# [Task to complete]
Locate the string "consider" in the records below. Copy every line where it occurs.
START Dataset excerpts
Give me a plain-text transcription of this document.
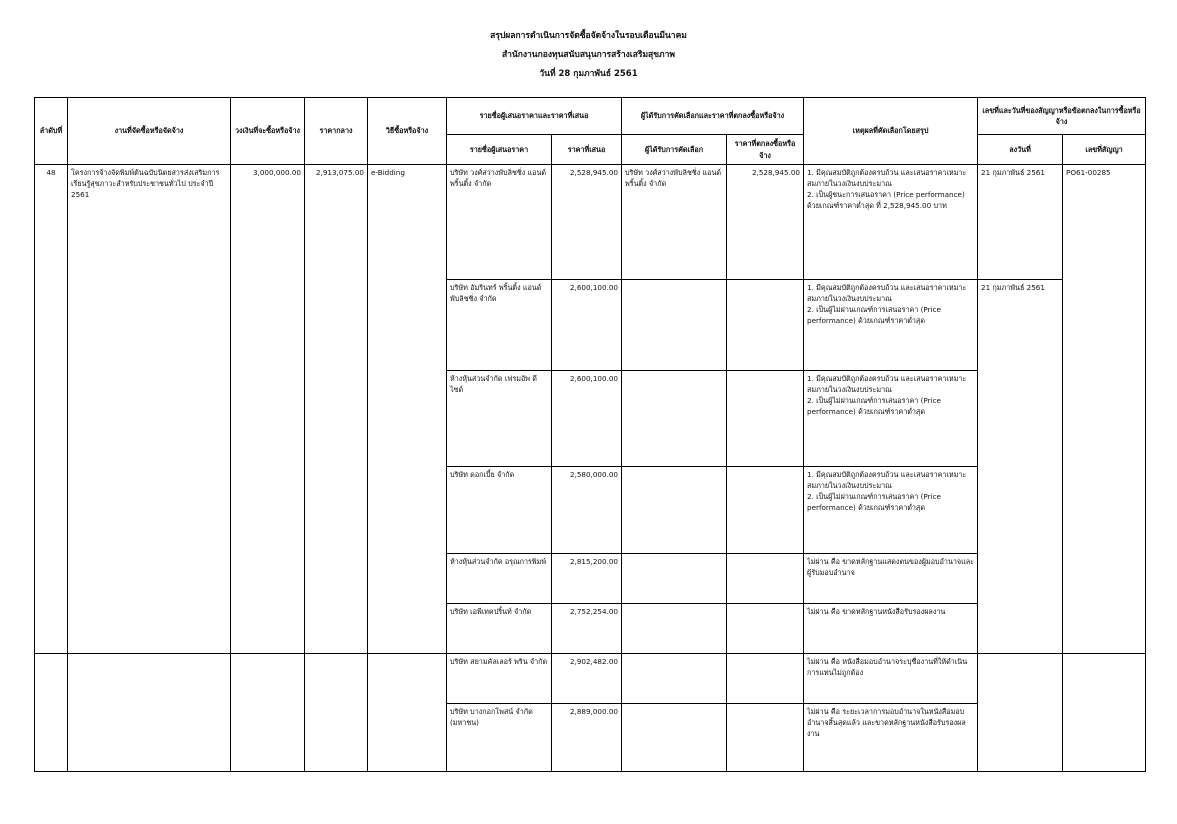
สรุปผลการดำเนินการจัดซื้อจัดจ้างในรอบเดือนมีนาคม
สำนักงานกองทุนสนับสนุนการสร้างเสริมสุขภาพ
วันที่ 28 กุมภาพันธ์ 2561
ลำดับที่	งานที่จัดซื้อหรือจัดจ้าง	วงเงินที่จะซื้อหรือจ้าง	ราคากลาง	วิธีซื้อหรือจ้าง	รายชื่อผู้เสนอราคาและราคาที่เสนอ		ผู้ได้รับการคัดเลือกและราคาที่ตกลงซื้อหรือจ้าง		เหตุผลที่คัดเลือกโดยสรุป	เลขที่และวันที่ของสัญญาหรือข้อตกลงในการซื้อหรือจ้าง	
					รายชื่อผู้เสนอราคา	ราคาที่เสนอ	ผู้ได้รับการคัดเลือก	ราคาที่ตกลงซื้อหรือจ้าง		ลงวันที่	เลขที่สัญญา
48	โครงการจ้างจัดพิมพ์ต้นฉบับนิตยสารส่งเสริมการเรียนรู้สุขภาวะสำหรับประชาชนทั่วไป ประจำปี 2561	3,000,000.00	2,913,075.00	e-Bidding	บริษัท วงศ์สว่างพับลิชชิ่ง แอนด์ พริ้นติ้ง จำกัด	2,528,945.00	บริษัท วงศ์สว่างพับลิชชิ่ง แอนด์ พริ้นติ้ง จำกัด	2,528,945.00	1. มีคุณสมบัติถูกต้องครบถ้วน และเสนอราคาเหมาะสมภายในวงเงินงบประมาณ
2. เป็นผู้ชนะการเสนอราคา (Price performance) ด้วยเกณฑ์ราคาต่ำสุด ที่ 2,528,945.00 บาท	21 กุมภาพันธ์ 2561	PO61-00285
					บริษัท อัมรินทร์ พริ้นติ้ง แอนด์ พับลิชชิ่ง จำกัด	2,600,100.00			1. มีคุณสมบัติถูกต้องครบถ้วน และเสนอราคาเหมาะสมภายในวงเงินงบประมาณ
2. เป็นผู้ไม่ผ่านเกณฑ์การเสนอราคา (Price performance) ด้วยเกณฑ์ราคาต่ำสุด	21 กุมภาพันธ์ 2561	
					ห้างหุ้นส่วนจำกัด เฟรมอัพ ดีไซด์	2,600,100.00			1. มีคุณสมบัติถูกต้องครบถ้วน และเสนอราคาเหมาะสมภายในวงเงินงบประมาณ
2. เป็นผู้ไม่ผ่านเกณฑ์การเสนอราคา (Price performance) ด้วยเกณฑ์ราคาต่ำสุด		

					บริษัท ดอกเบี้ย จำกัด	2,580,000.00			1. มีคุณสมบัติถูกต้องครบถ้วน และเสนอราคาเหมาะสมภายในวงเงินงบประมาณ
2. เป็นผู้ไม่ผ่านเกณฑ์การเสนอราคา (Price performance) ด้วยเกณฑ์ราคาต่ำสุด		

					ห้างหุ้นส่วนจำกัด อรุณการพิมพ์	2,815,200.00			ไม่ผ่าน คือ ขาดหลักฐานแสดงตนของผู้มอบอำนาจและผู้รับมอบอำนาจ		
					บริษัท เอพีเทคปริ้นท์ จำกัด	2,752,254.00			ไม่ผ่าน คือ ขาดหลักฐานหนังสือรับรองผลงาน		
					บริษัท สยามคัลเลอร์ พริน จำกัด	2,902,482.00			ไม่ผ่าน คือ หนังสือมอบอำนาจระบุชื่องานที่ให้ดำเนินการแทนไม่ถูกต้อง		
					บริษัท บางกอกโพสน์ จำกัด (มหาชน)	2,889,000.00			ไม่ผ่าน คือ ระยะเวลาการมอบอำนาจในหนังสือมอบอำนาจสิ้นสุดแล้ว และขาดหลักฐานหนังสือรับรองผลงาน		
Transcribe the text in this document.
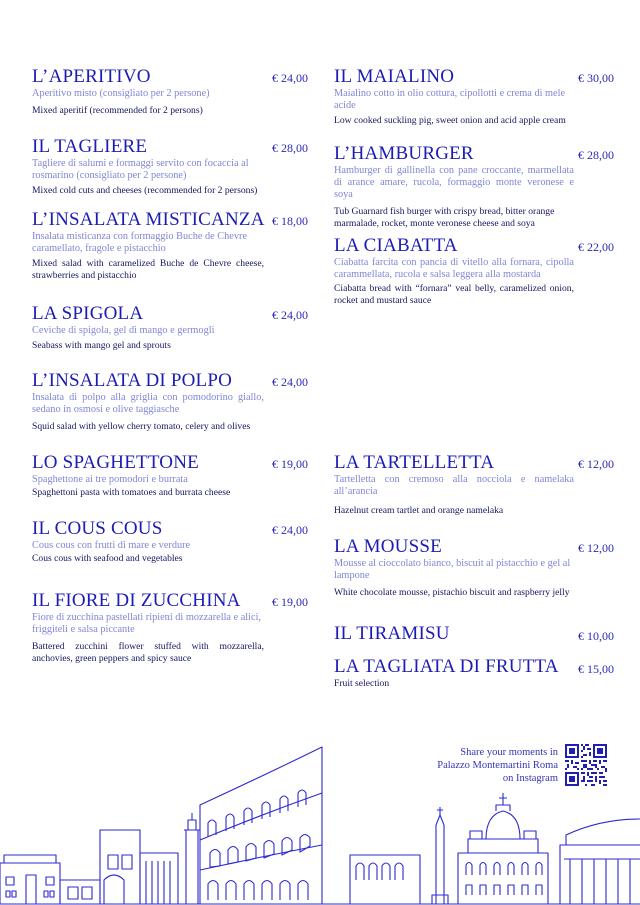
L’APERITIVO	€ 24,00
Aperitivo misto (consigliato per 2 persone)
Mixed aperitif (recommended for 2 persons)
IL TAGLIERE	€ 28,00
Tagliere di salumi e formaggi servito con focaccia al rosmarino (consigliato per 2 persone)
Mixed cold cuts and cheeses (recommended for 2 persons)
L’INSALATA MISTICANZA € 18,00
Insalata misticanza con formaggio Buche de Chevre caramellato, fragole e pistacchio
Mixed salad with caramelized Buche de Chevre cheese, strawberries and pistacchio
LA SPIGOLA	€ 24,00
Ceviche di spigola, gel di mango e germogli
Seabass with mango gel and sprouts
L’INSALATA DI POLPO	€ 24,00
Insalata di polpo alla griglia con pomodorino giallo, sedano in osmosi e olive taggiasche
Squid salad with yellow cherry tomato, celery and olives
LO SPAGHETTONE	€ 19,00
Spaghettone ai tre pomodori e burrata
Spaghettoni pasta with tomatoes and burrata cheese
IL COUS COUS	€ 24,00
Cous cous con frutti di mare e verdure
Cous cous with seafood and vegetables
IL FIORE DI ZUCCHINA	€ 19,00
Fiore di zucchina pastellati ripieni di mozzarella e alici, friggiteli e salsa piccante
Battered zucchini flower stuffed with mozzarella, anchovies, green peppers and spicy sauce
IL MAIALINO	€ 30,00
Maialino cotto in olio cottura, cipollotti e crema di mele acide
Low cooked suckling pig, sweet onion and acid apple cream
L’HAMBURGER	€ 28,00
Hamburger di gallinella con pane croccante, marmellata di arance amare, rucola, formaggio monte veronese e soya
Tub Guarnard fish burger with crispy bread, bitter orange marmalade, rocket, monte veronese cheese and soya
LA CIABATTA	€ 22,00
Ciabatta farcita con pancia di vitello alla fornara, cipolla carammellata, rucola e salsa leggera alla mostarda
Ciabatta bread with “fornara” veal belly, caramelized onion, rocket and mustard sauce
LA TARTELLETTA	€ 12,00
Tartelletta con cremoso alla nocciola e namelaka all’arancia
Hazelnut cream tartlet and orange namelaka
LA MOUSSE	€ 12,00
Mousse al cioccolato bianco, biscuit al pistacchio e gel al lampone
White chocolate mousse, pistachio biscuit and raspberry jelly
IL TIRAMISU	€ 10,00
LA TAGLIATA DI FRUTTA	€ 15,00
Fruit selection
Share your moments in
Palazzo Montemartini Roma
on Instagram
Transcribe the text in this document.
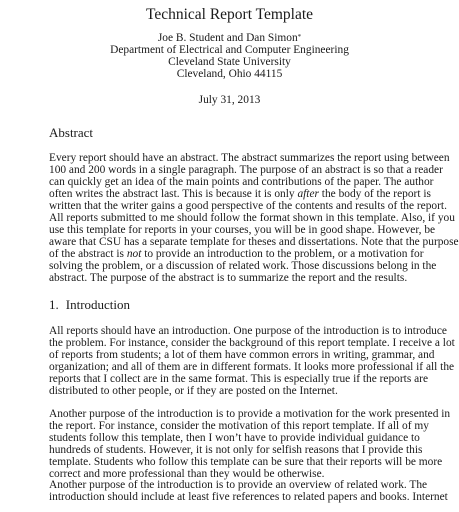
Technical Report Template
Joe B. Student and Dan Simon*
Department of Electrical and Computer Engineering
Cleveland State University
Cleveland, Ohio 44115
July 31, 2013
Abstract
Every report should have an abstract. The abstract summarizes the report using between
100 and 200 words in a single paragraph. The purpose of an abstract is so that a reader
can quickly get an idea of the main points and contributions of the paper. The author
often writes the abstract last. This is because it is only after the body of the report is
written that the writer gains a good perspective of the contents and results of the report.
All reports submitted to me should follow the format shown in this template. Also, if you
use this template for reports in your courses, you will be in good shape. However, be
aware that CSU has a separate template for theses and dissertations. Note that the purpose
of the abstract is not to provide an introduction to the problem, or a motivation for
solving the problem, or a discussion of related work. Those discussions belong in the
abstract. The purpose of the abstract is to summarize the report and the results.
1. Introduction
All reports should have an introduction. One purpose of the introduction is to introduce
the problem. For instance, consider the background of this report template. I receive a lot
of reports from students; a lot of them have common errors in writing, grammar, and
organization; and all of them are in different formats. It looks more professional if all the
reports that I collect are in the same format. This is especially true if the reports are
distributed to other people, or if they are posted on the Internet.
Another purpose of the introduction is to provide a motivation for the work presented in
the report. For instance, consider the motivation of this report template. If all of my
students follow this template, then I won’t have to provide individual guidance to
hundreds of students. However, it is not only for selfish reasons that I provide this
template. Students who follow this template can be sure that their reports will be more
correct and more professional than they would be otherwise.
Another purpose of the introduction is to provide an overview of related work. The
introduction should include at least five references to related papers and books. Internet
END Dataset excerpts
# [Response]
the problem. For instance, consider the background of this report template. I receive a lot
the report. For instance, consider the motivation of this report template. If all of my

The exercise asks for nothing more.